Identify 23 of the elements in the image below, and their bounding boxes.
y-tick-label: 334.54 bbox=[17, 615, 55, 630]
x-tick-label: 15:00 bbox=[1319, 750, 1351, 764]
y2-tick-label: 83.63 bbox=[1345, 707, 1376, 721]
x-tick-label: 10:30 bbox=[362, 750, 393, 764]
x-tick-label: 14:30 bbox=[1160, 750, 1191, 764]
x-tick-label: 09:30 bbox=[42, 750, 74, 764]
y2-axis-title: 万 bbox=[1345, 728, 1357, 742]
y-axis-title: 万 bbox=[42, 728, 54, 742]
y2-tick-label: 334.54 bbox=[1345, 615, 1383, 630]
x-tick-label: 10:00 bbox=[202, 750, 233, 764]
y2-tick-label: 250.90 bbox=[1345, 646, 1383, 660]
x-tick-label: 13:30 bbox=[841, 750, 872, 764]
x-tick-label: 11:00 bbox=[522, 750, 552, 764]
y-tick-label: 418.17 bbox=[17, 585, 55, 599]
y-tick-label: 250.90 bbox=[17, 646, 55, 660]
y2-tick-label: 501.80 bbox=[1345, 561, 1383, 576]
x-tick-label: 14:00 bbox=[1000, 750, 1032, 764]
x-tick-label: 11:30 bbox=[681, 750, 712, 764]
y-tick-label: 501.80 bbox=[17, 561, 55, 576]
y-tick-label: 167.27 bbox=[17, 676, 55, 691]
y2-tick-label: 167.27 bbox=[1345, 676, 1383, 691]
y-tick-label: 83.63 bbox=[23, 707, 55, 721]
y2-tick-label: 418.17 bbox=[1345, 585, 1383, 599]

+---+

▶ _TASK PROMPT_: Reproduce every row above word for word, changing nothing in any line.

▶ _ANSWER TO THE PROBLEM_:
Identify 23 of the elements in the image below, and their bounding boxes.
y-tick-label: 334.54 bbox=[17, 615, 55, 630]
x-tick-label: 15:00 bbox=[1319, 750, 1351, 764]
y2-tick-label: 83.63 bbox=[1345, 707, 1376, 721]
x-tick-label: 10:30 bbox=[362, 750, 393, 764]
x-tick-label: 14:30 bbox=[1160, 750, 1191, 764]
x-tick-label: 09:30 bbox=[42, 750, 74, 764]
y2-axis-title: 万 bbox=[1345, 728, 1357, 742]
y-axis-title: 万 bbox=[42, 728, 54, 742]
y2-tick-label: 334.54 bbox=[1345, 615, 1383, 630]
x-tick-label: 10:00 bbox=[202, 750, 233, 764]
y2-tick-label: 250.90 bbox=[1345, 646, 1383, 660]
x-tick-label: 13:30 bbox=[841, 750, 872, 764]
x-tick-label: 11:00 bbox=[522, 750, 552, 764]
y-tick-label: 418.17 bbox=[17, 585, 55, 599]
y-tick-label: 250.90 bbox=[17, 646, 55, 660]
y2-tick-label: 501.80 bbox=[1345, 561, 1383, 576]
x-tick-label: 14:00 bbox=[1000, 750, 1032, 764]
x-tick-label: 11:30 bbox=[681, 750, 712, 764]
y-tick-label: 501.80 bbox=[17, 561, 55, 576]
y-tick-label: 167.27 bbox=[17, 676, 55, 691]
y2-tick-label: 167.27 bbox=[1345, 676, 1383, 691]
y-tick-label: 83.63 bbox=[23, 707, 55, 721]
y2-tick-label: 418.17 bbox=[1345, 585, 1383, 599]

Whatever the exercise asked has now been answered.